--- Selected passage ---
Scott's Tax Service

Scott's Tax Service Taxes done right! Electronic filing! Professional preparation at reasonable prices. Enrolled Agent with past IRS experience.

01/21/2026

New this year is the exclusion of overtime premium from taxable income. Your W-2 form should provide information about the amount of this premium income, because not all of the overtime income can be used to reduce your taxable income. Only the premium portion is eligible for this tax break. Review you year end paystub and compare to the value indicated on the W-2 and if you don't understand, discuss with your employer. It may be a good idea to provide both the W-2 and the year end paystub to you tax preparer as a method to substantiate the reduction to taxable income.

If you purchased a new vehicle in 2025 and financed this vehicle, the interest paid on the loan may also help reduce taxable income. One of the requirements is that the vehicle is a product of the United States, so you should research where production occurred based upon the VIN #, so before seeing your tax preparer, secure further information to confirm the vehicle meets the requirements.

01/10/2026

Tax time is rapidly approaching and the calendar year is now closed. The IRS has announced they will begin processing returns about January 26th. Are you getting ready for the annual task? Scott's Tax Service is ready and available to assist.

With the many changes already approved you may have questions, so please feel free to contact us if you would like some answers as I would be glad to help. One item not previously discussed is the new deduction for vehicle interest, available even if you do not itemize. There are limitations, but if you purchased a vehicle in 2025 and financed the unpaid balance you should receive an information return from the loan institution. Make certain that you provide the information return to your preparer to assist in generating the questions necessary to determine your qualification for the new deduction.

12/31/2025

It is New Years Eve and I thought I would provide some additional information concerning the new deduction for overtime (O/T) earnings that has been reported in the news media recently. Yes, it is true that indeed O/T earnings will receive preferential tax treatment effective for 2025 returns. However there has been very little information on how such a deduction is computed.

First the law (and IRS interpretation) indicated that only the premium portion of the income is eligible for the deduction and there are other limits even after that. Most individuals receiving O/T income receive time & a half for O/T income, thus the total O/T income as reported on pay stubs would need to be divided by 3 to determine the premium portion eligible for deduction. Employers will be reporting O/T income on the form W-2, so each individual should review and determine how the employer arrived at such a value along with the accuracy of the value reported.

Some individuals receive double time instead of time and a half, therefore the computation would change. What about someone who has a mixture of both rates? Will the employer have the data necessary to properly compute the value, since the law changed part way thru the year? Remember that some states have laws that vary the way O/T compensation is computed. Most O/T is paid for over 40 hours per week, but some is paid for over 8 hours per day, thus state law where you live or work can change the computation of O/T income. Employers (or employment contracts) dictate also how some O/T is computed. You may need to understand these variances to determine if the reported value is accurate.

(Labeled region entries)
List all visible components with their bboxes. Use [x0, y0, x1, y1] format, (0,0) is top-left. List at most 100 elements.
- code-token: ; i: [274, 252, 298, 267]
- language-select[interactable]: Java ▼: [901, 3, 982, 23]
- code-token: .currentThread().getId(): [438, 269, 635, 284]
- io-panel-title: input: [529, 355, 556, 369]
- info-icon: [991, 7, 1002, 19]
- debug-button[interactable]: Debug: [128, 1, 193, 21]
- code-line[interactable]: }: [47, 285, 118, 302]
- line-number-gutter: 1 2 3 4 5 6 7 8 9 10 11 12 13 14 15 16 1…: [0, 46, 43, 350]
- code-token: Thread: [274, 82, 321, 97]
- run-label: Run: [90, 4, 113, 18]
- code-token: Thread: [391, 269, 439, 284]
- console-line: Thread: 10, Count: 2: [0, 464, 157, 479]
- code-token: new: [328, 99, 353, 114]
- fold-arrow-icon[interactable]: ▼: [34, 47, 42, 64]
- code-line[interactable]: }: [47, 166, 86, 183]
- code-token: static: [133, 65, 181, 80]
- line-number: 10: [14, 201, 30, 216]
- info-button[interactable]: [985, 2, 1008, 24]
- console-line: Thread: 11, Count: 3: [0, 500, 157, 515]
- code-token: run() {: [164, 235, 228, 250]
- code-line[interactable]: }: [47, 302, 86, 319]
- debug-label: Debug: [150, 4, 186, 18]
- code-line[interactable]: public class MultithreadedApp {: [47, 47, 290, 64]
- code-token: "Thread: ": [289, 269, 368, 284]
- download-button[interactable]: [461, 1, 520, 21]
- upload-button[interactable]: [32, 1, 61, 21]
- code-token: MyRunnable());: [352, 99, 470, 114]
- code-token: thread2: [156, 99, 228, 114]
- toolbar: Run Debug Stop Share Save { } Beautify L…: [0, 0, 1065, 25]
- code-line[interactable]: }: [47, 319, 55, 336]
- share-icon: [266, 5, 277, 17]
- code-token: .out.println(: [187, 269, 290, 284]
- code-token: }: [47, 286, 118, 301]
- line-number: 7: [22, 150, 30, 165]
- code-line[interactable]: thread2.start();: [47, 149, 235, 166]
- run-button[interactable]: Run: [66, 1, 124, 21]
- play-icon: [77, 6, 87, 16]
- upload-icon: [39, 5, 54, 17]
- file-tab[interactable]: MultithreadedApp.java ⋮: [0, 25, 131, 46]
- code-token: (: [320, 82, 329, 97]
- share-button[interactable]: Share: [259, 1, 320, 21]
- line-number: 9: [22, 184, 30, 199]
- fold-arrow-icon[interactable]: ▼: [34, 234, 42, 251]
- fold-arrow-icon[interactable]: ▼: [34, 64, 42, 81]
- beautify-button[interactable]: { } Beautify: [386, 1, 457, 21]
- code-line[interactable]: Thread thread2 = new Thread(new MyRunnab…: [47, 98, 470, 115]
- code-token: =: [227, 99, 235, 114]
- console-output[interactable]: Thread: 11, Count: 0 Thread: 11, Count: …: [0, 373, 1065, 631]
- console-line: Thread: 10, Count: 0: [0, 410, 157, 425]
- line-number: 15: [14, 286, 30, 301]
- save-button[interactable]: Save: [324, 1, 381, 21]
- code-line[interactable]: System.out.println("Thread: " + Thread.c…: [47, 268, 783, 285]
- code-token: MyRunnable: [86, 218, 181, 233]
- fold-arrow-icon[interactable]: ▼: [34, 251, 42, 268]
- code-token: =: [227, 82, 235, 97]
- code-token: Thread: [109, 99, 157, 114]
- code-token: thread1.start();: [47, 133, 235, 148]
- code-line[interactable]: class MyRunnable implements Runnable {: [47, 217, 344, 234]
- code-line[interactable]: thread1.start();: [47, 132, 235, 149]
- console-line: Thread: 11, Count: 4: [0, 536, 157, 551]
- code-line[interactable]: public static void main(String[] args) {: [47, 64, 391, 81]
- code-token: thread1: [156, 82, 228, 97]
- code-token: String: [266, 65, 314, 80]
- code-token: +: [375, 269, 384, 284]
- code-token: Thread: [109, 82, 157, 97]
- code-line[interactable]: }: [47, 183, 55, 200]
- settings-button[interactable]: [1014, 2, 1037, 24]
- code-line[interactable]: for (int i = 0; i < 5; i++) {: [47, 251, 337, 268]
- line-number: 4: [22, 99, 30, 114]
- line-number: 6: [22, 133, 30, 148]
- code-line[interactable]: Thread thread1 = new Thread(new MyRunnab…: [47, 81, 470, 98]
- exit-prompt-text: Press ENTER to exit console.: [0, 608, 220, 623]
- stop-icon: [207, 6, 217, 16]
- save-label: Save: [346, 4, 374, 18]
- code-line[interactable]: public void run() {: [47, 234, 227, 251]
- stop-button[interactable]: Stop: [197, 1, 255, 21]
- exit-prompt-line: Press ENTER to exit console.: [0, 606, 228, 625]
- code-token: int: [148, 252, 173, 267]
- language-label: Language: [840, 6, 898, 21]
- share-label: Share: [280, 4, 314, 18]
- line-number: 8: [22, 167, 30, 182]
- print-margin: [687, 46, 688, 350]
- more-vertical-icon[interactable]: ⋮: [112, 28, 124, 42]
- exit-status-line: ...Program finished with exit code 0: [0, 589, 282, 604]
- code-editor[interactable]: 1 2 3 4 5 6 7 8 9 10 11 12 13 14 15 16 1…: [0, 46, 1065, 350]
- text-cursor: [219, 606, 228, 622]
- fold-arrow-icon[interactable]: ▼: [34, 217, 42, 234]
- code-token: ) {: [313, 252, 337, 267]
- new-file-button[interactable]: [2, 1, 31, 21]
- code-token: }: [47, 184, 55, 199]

--- What you need to do ---
a) Could you reproduce the tax service notes word for word, starting at "First the law" and ending at "the value reported."?
b) Can you pick up the tax service notes after their last sentence and carry on in the same voice?

--- Answers to the tasks ---
a)
First the law (and IRS interpretation) indicated that only the premium portion of the income is eligible for the deduction and there are other limits even after that. Most individuals receiving O/T income receive time & a half for O/T income, thus the total O/T income as reported on pay stubs would need to be divided by 3 to determine the premium portion eligible for deduction. Employers will be reporting O/T income on the form W-2, so each individual should review and determine how the employer arrived at such a value along with the accuracy of the value reported.

b)
Take the time to discuss with your preparer any questions you may have to verify you get the maximum deduction you are entitled to take.

12/12/2025

Have you heard about the deduction for charitable contribution without itemizing? Yes, this is real, however it is not effective until 2026. Therefore if you are planning on a donation at year end, perhaps you should delay it until after January 1st if you cannot itemize in 2025. In 2026, you will be able to take a deduction of up to $ 1,000 without having to itemize. There are other rules, so you should discuss with your preparer before making a decision.

11/21/2025

We are nearing the end of the calendar year and once again there are tax changes to be aware of.

One concern to employees is the change in tax treatment of overtime earnings for 2025. Are you aware of what your overtime earnings amount to for the year? You probably should review your check stubs for the year and summarize the overtime earnings as this will allow you to determine if the W-2 form reported amount is accurate once you receive the form. If the amount does not appear appropriate, discuss with your employer.

Another issue if you receive tips, they may be tax free this year. Your employer will report this amount, but you should review to verify the accuracy of the reported value.

Make certain that your tax preparer is aware of either of these types of income, so that they receive tax free treatment, if entitled. There are qualifications, so not all overtime or tip income will receive tax free treatment.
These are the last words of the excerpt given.